**Records for this exercise:**
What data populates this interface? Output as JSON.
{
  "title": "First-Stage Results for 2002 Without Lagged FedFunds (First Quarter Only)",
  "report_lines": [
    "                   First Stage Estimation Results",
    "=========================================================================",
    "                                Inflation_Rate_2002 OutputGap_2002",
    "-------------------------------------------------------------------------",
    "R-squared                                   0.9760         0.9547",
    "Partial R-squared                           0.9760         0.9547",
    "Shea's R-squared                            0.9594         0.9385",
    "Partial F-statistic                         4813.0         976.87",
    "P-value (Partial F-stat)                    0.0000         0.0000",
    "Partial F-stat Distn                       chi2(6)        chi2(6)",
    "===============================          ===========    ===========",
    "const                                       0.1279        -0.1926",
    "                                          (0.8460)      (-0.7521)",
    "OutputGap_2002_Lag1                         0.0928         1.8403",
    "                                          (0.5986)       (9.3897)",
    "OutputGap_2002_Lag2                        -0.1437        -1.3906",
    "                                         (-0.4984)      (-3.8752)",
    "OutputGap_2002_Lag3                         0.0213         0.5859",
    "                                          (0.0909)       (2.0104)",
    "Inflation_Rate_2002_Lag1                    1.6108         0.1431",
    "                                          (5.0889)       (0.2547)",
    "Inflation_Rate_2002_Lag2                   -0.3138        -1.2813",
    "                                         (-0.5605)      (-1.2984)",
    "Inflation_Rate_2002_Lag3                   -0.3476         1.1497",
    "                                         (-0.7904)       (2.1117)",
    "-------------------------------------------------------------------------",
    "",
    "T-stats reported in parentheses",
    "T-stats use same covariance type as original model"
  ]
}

**Exercise details:** Give the entries again in full, exactly as they are written.

**Reply to the task:**
What data populates this interface? Output as JSON.
{
  "title": "First-Stage Results for 2002 Without Lagged FedFunds (First Quarter Only)",
  "report_lines": [
    "                   First Stage Estimation Results",
    "=========================================================================",
    "                                Inflation_Rate_2002 OutputGap_2002",
    "-------------------------------------------------------------------------",
    "R-squared                                   0.9760         0.9547",
    "Partial R-squared                           0.9760         0.9547",
    "Shea's R-squared                            0.9594         0.9385",
    "Partial F-statistic                         4813.0         976.87",
    "P-value (Partial F-stat)                    0.0000         0.0000",
    "Partial F-stat Distn                       chi2(6)        chi2(6)",
    "===============================          ===========    ===========",
    "const                                       0.1279        -0.1926",
    "                                          (0.8460)      (-0.7521)",
    "OutputGap_2002_Lag1                         0.0928         1.8403",
    "                                          (0.5986)       (9.3897)",
    "OutputGap_2002_Lag2                        -0.1437        -1.3906",
    "                                         (-0.4984)      (-3.8752)",
    "OutputGap_2002_Lag3                         0.0213         0.5859",
    "                                          (0.0909)       (2.0104)",
    "Inflation_Rate_2002_Lag1                    1.6108         0.1431",
    "                                          (5.0889)       (0.2547)",
    "Inflation_Rate_2002_Lag2                   -0.3138        -1.2813",
    "                                         (-0.5605)      (-1.2984)",
    "Inflation_Rate_2002_Lag3                   -0.3476         1.1497",
    "                                         (-0.7904)       (2.1117)",
    "-------------------------------------------------------------------------",
    "",
    "T-stats reported in parentheses",
    "T-stats use same covariance type as original model"
  ]
}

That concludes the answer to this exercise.